## What you are asked to do:
Scan the data below and pick out the lines containing the word "友谊的特质".

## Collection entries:
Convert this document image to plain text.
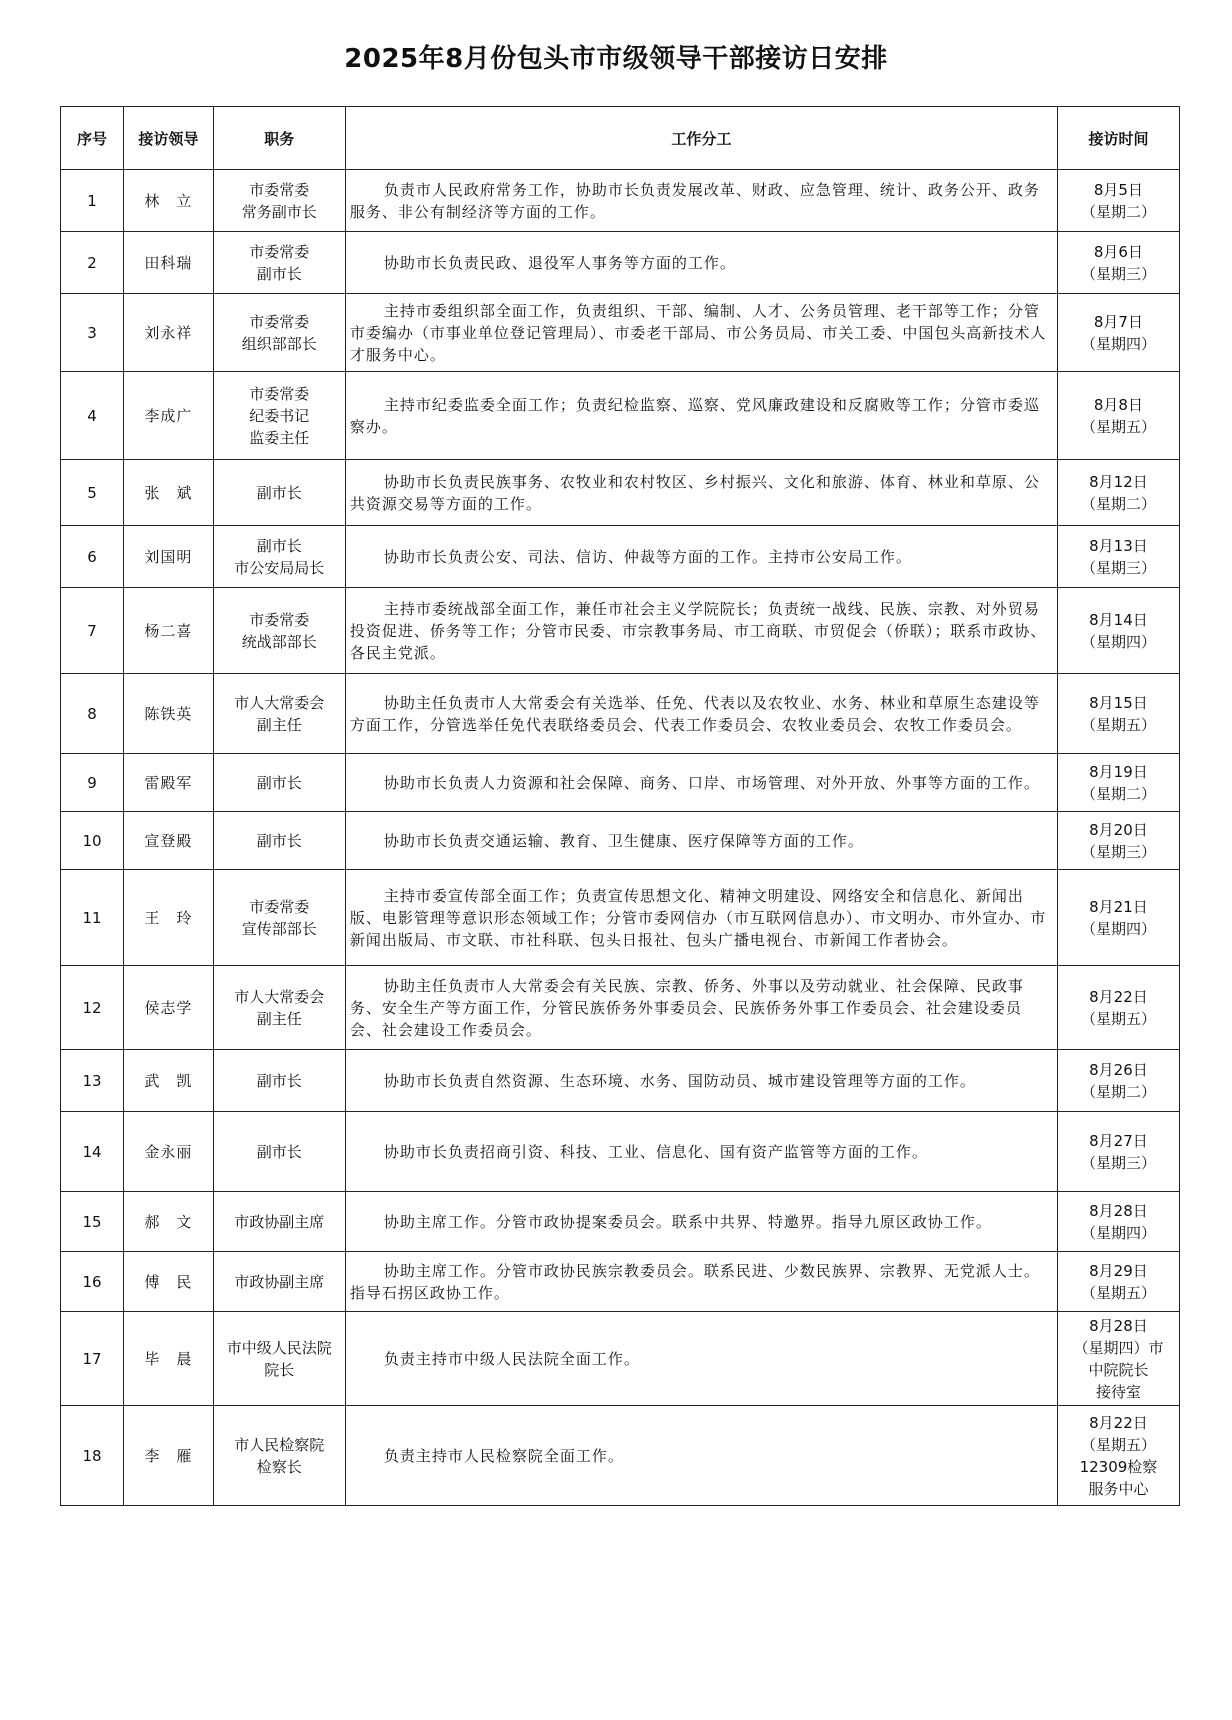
2025年8月份包头市市级领导干部接访日安排
序号	接访领导	职务	工作分工	接访时间
1	林　立	市委常委
常务副市长	负责市人民政府常务工作，协助市长负责发展改革、财政、应急管理、统计、政务公开、政务服务、非公有制经济等方面的工作。	8月5日
（星期二）

2	田科瑞	市委常委
副市长	协助市长负责民政、退役军人事务等方面的工作。	8月6日
（星期三）

3	刘永祥	市委常委
组织部部长	主持市委组织部全面工作，负责组织、干部、编制、人才、公务员管理、老干部等工作；分管市委编办（市事业单位登记管理局）、市委老干部局、市公务员局、市关工委、中国包头高新技术人才服务中心。	8月7日
（星期四）

4	李成广	市委常委
纪委书记
监委主任	主持市纪委监委全面工作；负责纪检监察、巡察、党风廉政建设和反腐败等工作；分管市委巡察办。	8月8日
（星期五）

5	张　斌	副市长	协助市长负责民族事务、农牧业和农村牧区、乡村振兴、文化和旅游、体育、林业和草原、公共资源交易等方面的工作。	8月12日
（星期二）

6	刘国明	副市长
市公安局局长	协助市长负责公安、司法、信访、仲裁等方面的工作。主持市公安局工作。	8月13日
（星期三）

7	杨二喜	市委常委
统战部部长	主持市委统战部全面工作，兼任市社会主义学院院长；负责统一战线、民族、宗教、对外贸易投资促进、侨务等工作；分管市民委、市宗教事务局、市工商联、市贸促会（侨联）；联系市政协、各民主党派。	8月14日
（星期四）

8	陈铁英	市人大常委会
副主任	协助主任负责市人大常委会有关选举、任免、代表以及农牧业、水务、林业和草原生态建设等方面工作，分管选举任免代表联络委员会、代表工作委员会、农牧业委员会、农牧工作委员会。	8月15日
（星期五）

9	雷殿军	副市长	协助市长负责人力资源和社会保障、商务、口岸、市场管理、对外开放、外事等方面的工作。	8月19日
（星期二）

10	宣登殿	副市长	协助市长负责交通运输、教育、卫生健康、医疗保障等方面的工作。	8月20日
（星期三）

11	王　玲	市委常委
宣传部部长	主持市委宣传部全面工作；负责宣传思想文化、精神文明建设、网络安全和信息化、新闻出版、电影管理等意识形态领域工作；分管市委网信办（市互联网信息办）、市文明办、市外宣办、市新闻出版局、市文联、市社科联、包头日报社、包头广播电视台、市新闻工作者协会。	8月21日
（星期四）

12	侯志学	市人大常委会
副主任	协助主任负责市人大常委会有关民族、宗教、侨务、外事以及劳动就业、社会保障、民政事务、安全生产等方面工作，分管民族侨务外事委员会、民族侨务外事工作委员会、社会建设委员会、社会建设工作委员会。	8月22日
（星期五）

13	武　凯	副市长	协助市长负责自然资源、生态环境、水务、国防动员、城市建设管理等方面的工作。	8月26日
（星期二）

14	金永丽	副市长	协助市长负责招商引资、科技、工业、信息化、国有资产监管等方面的工作。	8月27日
（星期三）

15	郝　文	市政协副主席	协助主席工作。分管市政协提案委员会。联系中共界、特邀界。指导九原区政协工作。	8月28日
（星期四）

16	傅　民	市政协副主席	协助主席工作。分管市政协民族宗教委员会。联系民进、少数民族界、宗教界、无党派人士。指导石拐区政协工作。	8月29日
（星期五）

17	毕　晨	市中级人民法院
院长	负责主持市中级人民法院全面工作。	8月28日
（星期四）市
中院院长
接待室

18	李　雁	市人民检察院
检察长	负责主持市人民检察院全面工作。	8月22日
（星期五）
12309检察
服务中心
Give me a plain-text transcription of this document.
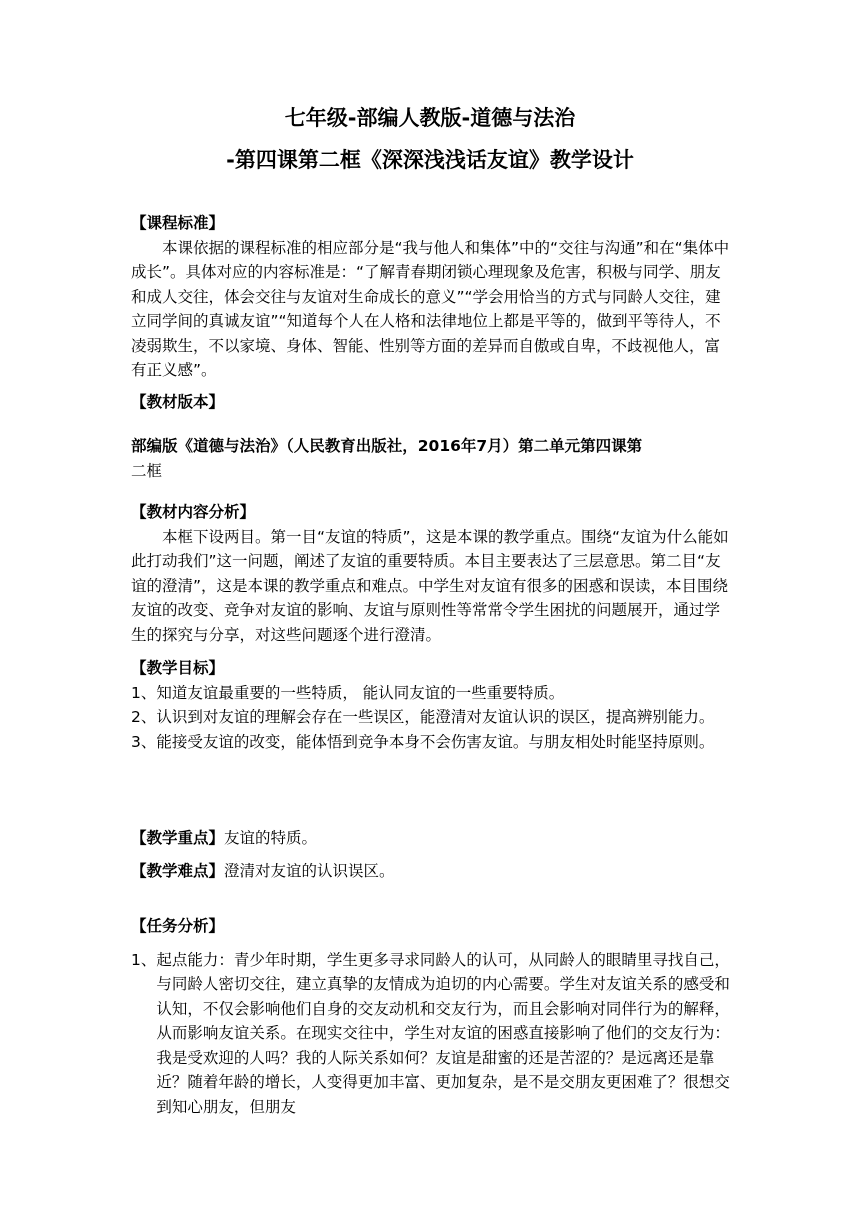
七年级-部编人教版-道德与法治
-第四课第二框《深深浅浅话友谊》教学设计

【课程标准】

本课依据的课程标准的相应部分是“我与他人和集体”中的“交往与沟通”和在“集体中成长”。具体对应的内容标准是：“了解青春期闭锁心理现象及危害，积极与同学、朋友和成人交往，体会交往与友谊对生命成长的意义”“学会用恰当的方式与同龄人交往，建立同学间的真诚友谊”“知道每个人在人格和法律地位上都是平等的，做到平等待人，不凌弱欺生，不以家境、身体、智能、性别等方面的差异而自傲或自卑，不歧视他人，富有正义感”。

【教材版本】

部编版《道德与法治》（人民教育出版社，2016年7月）第二单元第四课第
二框

【教材内容分析】

本框下设两目。第一目“友谊的特质”，这是本课的教学重点。围绕“友谊为什么能如此打动我们”这一问题，阐述了友谊的重要特质。本目主要表达了三层意思。第二目“友谊的澄清”，这是本课的教学重点和难点。中学生对友谊有很多的困惑和误读，本目围绕友谊的改变、竞争对友谊的影响、友谊与原则性等常常令学生困扰的问题展开，通过学生的探究与分享，对这些问题逐个进行澄清。

【教学目标】

1、知道友谊最重要的一些特质， 能认同友谊的一些重要特质。

2、认识到对友谊的理解会存在一些误区，能澄清对友谊认识的误区，提高辨别能力。

3、能接受友谊的改变，能体悟到竞争本身不会伤害友谊。与朋友相处时能坚持原则。

【教学重点】友谊的特质。

【教学难点】澄清对友谊的认识误区。

【任务分析】

1、 起点能力：青少年时期，学生更多寻求同龄人的认可，从同龄人的眼睛里寻找自己，与同龄人密切交往，建立真挚的友情成为迫切的内心需要。学生对友谊关系的感受和认知，不仅会影响他们自身的交友动机和交友行为，而且会影响对同伴行为的解释，从而影响友谊关系。在现实交往中，学生对友谊的困惑直接影响了他们的交友行为：我是受欢迎的人吗？我的人际关系如何？友谊是甜蜜的还是苦涩的？是远离还是靠近？随着年龄的增长，人变得更加丰富、更加复杂，是不是交朋友更困难了？很想交到知心朋友，但朋友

## Answer to this problem:
本框下设两目。第一目“友谊的特质”，这是本课的教学重点。围绕“友谊为什么能如此打动我们”这一问题，阐述了友谊的重要特质。本目主要表达了三层意思。第二目“友谊的澄清”，这是本课的教学重点和难点。中学生对友谊有很多的困惑和误读，本目围绕友谊的改变、竞争对友谊的影响、友谊与原则性等常常令学生困扰的问题展开，通过学生的探究与分享，对这些问题逐个进行澄清。
【教学重点】友谊的特质。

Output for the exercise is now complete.